-- START INPUT --

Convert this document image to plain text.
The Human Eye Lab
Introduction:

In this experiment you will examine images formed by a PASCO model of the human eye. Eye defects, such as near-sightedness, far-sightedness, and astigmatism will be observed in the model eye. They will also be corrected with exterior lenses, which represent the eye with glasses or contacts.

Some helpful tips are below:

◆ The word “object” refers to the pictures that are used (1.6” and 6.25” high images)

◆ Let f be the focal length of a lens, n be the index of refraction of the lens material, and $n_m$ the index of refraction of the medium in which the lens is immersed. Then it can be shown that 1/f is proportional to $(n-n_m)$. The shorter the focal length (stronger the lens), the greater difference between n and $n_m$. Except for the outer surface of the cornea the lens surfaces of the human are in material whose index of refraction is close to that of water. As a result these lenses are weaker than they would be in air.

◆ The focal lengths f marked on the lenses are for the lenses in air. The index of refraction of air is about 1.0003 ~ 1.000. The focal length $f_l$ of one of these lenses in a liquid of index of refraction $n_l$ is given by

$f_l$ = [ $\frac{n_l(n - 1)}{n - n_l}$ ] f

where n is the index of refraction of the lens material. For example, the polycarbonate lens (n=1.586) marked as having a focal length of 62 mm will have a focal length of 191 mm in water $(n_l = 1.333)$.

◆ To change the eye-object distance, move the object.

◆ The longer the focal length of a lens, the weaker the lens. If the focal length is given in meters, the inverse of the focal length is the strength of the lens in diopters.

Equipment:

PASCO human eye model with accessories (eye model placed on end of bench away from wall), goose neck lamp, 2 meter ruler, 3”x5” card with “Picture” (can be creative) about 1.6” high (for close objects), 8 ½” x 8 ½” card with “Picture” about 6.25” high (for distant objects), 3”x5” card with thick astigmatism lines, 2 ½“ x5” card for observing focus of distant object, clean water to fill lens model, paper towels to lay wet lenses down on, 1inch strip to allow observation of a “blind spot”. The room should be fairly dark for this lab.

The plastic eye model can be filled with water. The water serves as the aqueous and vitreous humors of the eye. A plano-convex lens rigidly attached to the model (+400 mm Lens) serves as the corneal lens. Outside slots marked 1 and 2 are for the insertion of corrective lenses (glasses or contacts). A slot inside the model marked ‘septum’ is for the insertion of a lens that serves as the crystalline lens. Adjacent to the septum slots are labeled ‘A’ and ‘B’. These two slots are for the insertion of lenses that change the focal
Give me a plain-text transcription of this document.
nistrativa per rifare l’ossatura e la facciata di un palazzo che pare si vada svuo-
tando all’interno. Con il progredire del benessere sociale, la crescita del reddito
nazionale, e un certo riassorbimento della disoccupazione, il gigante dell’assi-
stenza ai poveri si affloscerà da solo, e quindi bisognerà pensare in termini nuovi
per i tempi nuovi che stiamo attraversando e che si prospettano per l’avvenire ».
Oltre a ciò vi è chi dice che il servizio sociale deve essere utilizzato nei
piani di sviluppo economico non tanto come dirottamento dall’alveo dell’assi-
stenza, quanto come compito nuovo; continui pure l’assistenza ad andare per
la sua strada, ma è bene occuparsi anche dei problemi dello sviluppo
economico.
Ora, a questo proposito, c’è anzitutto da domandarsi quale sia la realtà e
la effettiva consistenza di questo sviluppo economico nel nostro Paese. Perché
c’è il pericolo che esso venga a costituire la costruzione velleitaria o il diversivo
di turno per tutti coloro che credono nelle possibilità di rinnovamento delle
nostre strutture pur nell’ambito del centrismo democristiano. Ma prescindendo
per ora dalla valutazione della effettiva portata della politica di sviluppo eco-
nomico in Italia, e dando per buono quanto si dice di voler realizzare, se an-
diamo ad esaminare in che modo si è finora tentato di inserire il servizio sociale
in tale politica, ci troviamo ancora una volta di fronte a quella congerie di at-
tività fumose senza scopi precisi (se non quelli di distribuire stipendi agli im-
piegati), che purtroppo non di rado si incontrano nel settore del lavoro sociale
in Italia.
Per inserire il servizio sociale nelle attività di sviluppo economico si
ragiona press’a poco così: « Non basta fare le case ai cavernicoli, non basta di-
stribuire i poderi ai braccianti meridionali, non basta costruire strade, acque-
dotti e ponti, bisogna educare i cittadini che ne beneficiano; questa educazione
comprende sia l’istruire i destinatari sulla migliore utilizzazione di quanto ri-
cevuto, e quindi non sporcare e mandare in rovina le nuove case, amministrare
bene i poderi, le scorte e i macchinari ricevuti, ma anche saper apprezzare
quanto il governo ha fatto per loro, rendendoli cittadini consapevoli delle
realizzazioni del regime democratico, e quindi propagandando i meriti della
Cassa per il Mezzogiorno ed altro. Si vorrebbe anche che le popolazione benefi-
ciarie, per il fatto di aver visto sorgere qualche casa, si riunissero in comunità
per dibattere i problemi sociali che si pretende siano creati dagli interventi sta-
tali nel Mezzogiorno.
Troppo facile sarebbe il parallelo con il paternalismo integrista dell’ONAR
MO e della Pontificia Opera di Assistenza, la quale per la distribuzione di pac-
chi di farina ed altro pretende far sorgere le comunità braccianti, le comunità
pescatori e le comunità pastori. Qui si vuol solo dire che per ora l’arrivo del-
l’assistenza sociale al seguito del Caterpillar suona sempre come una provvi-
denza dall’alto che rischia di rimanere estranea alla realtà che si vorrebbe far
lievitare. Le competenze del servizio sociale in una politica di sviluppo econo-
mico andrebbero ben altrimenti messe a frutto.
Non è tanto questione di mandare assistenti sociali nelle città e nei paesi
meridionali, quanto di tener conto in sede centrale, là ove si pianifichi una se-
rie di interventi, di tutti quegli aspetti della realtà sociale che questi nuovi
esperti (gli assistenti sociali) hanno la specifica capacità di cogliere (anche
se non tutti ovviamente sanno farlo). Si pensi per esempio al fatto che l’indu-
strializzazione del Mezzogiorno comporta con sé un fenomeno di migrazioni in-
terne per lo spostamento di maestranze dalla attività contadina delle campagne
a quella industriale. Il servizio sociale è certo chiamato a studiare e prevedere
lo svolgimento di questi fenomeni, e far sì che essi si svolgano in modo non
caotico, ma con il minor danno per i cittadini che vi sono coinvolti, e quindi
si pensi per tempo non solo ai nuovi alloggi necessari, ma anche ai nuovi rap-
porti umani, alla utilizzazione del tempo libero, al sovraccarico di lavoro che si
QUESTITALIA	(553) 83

-- END INPUT --

◆ WHAT THE TASK ASKS
Using the listing above, show every line that includes the string "Mezzogiorno".

◆ WRITTEN RESPONSE
Cassa per il Mezzogiorno ed altro. Si vorrebbe anche che le popolazione benefi-
tali nel Mezzogiorno.
strializzazione del Mezzogiorno comporta con sé un fenomeno di migrazioni in-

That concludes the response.